Record extracts =

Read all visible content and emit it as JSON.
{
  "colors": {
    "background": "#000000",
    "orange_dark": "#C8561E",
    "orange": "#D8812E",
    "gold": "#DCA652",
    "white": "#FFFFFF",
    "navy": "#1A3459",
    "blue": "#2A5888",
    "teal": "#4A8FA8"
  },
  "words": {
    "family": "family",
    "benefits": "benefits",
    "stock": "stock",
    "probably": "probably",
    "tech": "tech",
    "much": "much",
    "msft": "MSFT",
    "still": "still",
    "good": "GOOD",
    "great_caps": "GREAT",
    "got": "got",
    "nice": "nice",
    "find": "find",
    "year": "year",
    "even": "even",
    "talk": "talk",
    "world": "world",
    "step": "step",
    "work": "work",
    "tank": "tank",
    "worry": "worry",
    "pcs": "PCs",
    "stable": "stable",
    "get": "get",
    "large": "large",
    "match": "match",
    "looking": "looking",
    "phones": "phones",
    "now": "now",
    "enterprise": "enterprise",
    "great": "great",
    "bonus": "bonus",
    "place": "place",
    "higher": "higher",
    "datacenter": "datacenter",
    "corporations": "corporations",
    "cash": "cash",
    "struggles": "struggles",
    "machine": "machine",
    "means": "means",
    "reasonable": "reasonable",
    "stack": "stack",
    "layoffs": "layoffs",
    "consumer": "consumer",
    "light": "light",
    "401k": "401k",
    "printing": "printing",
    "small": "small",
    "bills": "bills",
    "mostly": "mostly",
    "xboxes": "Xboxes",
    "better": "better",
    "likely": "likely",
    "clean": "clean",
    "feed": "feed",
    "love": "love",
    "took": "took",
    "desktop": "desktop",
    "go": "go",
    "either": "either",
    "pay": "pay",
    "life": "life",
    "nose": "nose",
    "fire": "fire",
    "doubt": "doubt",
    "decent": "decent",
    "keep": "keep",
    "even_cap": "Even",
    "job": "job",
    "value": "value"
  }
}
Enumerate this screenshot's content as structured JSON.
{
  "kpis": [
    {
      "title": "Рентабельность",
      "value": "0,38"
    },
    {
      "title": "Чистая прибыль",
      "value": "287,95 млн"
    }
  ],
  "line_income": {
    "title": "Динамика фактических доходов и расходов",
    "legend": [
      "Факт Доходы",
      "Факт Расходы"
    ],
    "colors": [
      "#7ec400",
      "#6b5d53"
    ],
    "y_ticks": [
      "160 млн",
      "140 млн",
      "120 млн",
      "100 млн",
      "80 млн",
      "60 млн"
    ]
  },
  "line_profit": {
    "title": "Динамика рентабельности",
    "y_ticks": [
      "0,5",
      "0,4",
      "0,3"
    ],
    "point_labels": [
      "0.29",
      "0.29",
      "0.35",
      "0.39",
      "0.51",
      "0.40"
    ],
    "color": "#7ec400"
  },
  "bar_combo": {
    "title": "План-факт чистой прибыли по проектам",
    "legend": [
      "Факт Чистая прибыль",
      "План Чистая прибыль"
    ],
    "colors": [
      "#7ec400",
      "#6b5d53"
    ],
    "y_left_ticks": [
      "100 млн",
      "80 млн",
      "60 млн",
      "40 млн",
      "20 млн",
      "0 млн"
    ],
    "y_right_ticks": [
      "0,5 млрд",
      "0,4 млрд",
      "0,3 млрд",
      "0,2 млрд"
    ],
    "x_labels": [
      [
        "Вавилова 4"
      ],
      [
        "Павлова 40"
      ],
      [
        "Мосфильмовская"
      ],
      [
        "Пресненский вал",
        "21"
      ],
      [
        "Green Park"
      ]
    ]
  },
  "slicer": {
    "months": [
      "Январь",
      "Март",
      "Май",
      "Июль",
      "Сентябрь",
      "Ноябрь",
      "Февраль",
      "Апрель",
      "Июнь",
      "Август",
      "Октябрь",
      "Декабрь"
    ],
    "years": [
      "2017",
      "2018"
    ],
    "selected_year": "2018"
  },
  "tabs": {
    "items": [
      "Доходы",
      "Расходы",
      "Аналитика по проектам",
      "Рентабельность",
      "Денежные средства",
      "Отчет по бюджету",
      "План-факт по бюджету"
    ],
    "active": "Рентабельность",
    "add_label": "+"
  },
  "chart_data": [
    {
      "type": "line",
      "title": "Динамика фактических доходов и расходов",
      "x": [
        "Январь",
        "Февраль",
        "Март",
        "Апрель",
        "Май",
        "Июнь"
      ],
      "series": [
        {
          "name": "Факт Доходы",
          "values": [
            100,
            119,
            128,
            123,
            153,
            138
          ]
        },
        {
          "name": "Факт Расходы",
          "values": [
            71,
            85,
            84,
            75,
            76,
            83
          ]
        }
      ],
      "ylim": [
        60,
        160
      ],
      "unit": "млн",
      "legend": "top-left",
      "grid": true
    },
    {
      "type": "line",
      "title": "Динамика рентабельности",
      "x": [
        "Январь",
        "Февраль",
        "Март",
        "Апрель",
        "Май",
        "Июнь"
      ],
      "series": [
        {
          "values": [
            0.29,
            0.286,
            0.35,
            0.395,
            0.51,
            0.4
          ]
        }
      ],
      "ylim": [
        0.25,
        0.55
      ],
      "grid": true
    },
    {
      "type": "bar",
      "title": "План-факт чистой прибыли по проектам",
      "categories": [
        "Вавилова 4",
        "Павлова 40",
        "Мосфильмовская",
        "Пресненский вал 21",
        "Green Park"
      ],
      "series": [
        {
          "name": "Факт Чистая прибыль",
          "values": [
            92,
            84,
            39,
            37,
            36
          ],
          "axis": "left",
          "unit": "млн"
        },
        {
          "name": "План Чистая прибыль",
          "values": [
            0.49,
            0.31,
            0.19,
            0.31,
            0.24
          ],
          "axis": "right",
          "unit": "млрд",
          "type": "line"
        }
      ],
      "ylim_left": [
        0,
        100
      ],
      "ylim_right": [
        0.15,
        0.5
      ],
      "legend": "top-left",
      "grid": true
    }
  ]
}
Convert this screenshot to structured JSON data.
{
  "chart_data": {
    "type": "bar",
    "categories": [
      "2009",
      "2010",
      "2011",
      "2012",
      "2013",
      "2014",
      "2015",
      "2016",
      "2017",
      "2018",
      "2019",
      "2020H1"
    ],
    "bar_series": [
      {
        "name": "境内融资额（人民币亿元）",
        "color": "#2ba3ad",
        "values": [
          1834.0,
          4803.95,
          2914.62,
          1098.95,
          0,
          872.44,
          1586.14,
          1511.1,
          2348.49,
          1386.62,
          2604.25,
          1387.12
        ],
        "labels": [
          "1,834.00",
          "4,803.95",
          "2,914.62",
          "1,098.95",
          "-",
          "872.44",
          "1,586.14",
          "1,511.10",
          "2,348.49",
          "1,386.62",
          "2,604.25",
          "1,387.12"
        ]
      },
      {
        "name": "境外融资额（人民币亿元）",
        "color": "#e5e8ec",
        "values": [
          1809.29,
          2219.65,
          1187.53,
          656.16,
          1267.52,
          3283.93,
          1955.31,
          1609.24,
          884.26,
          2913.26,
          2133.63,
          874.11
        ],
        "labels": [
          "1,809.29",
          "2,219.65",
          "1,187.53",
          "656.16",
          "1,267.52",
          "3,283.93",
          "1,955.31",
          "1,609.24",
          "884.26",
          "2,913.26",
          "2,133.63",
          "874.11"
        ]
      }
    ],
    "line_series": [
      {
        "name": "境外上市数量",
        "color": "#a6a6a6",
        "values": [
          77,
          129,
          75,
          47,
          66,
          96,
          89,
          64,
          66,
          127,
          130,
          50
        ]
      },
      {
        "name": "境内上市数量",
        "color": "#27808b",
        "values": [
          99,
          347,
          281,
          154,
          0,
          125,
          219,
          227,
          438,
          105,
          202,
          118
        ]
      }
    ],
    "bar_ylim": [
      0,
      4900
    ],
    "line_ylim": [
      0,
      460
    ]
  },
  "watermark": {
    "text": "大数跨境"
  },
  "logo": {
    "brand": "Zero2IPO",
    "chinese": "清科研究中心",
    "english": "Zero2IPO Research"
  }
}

Problem description = Write the number of lines containing the word "бюджету" and nothing besides it.

Finished answer = 2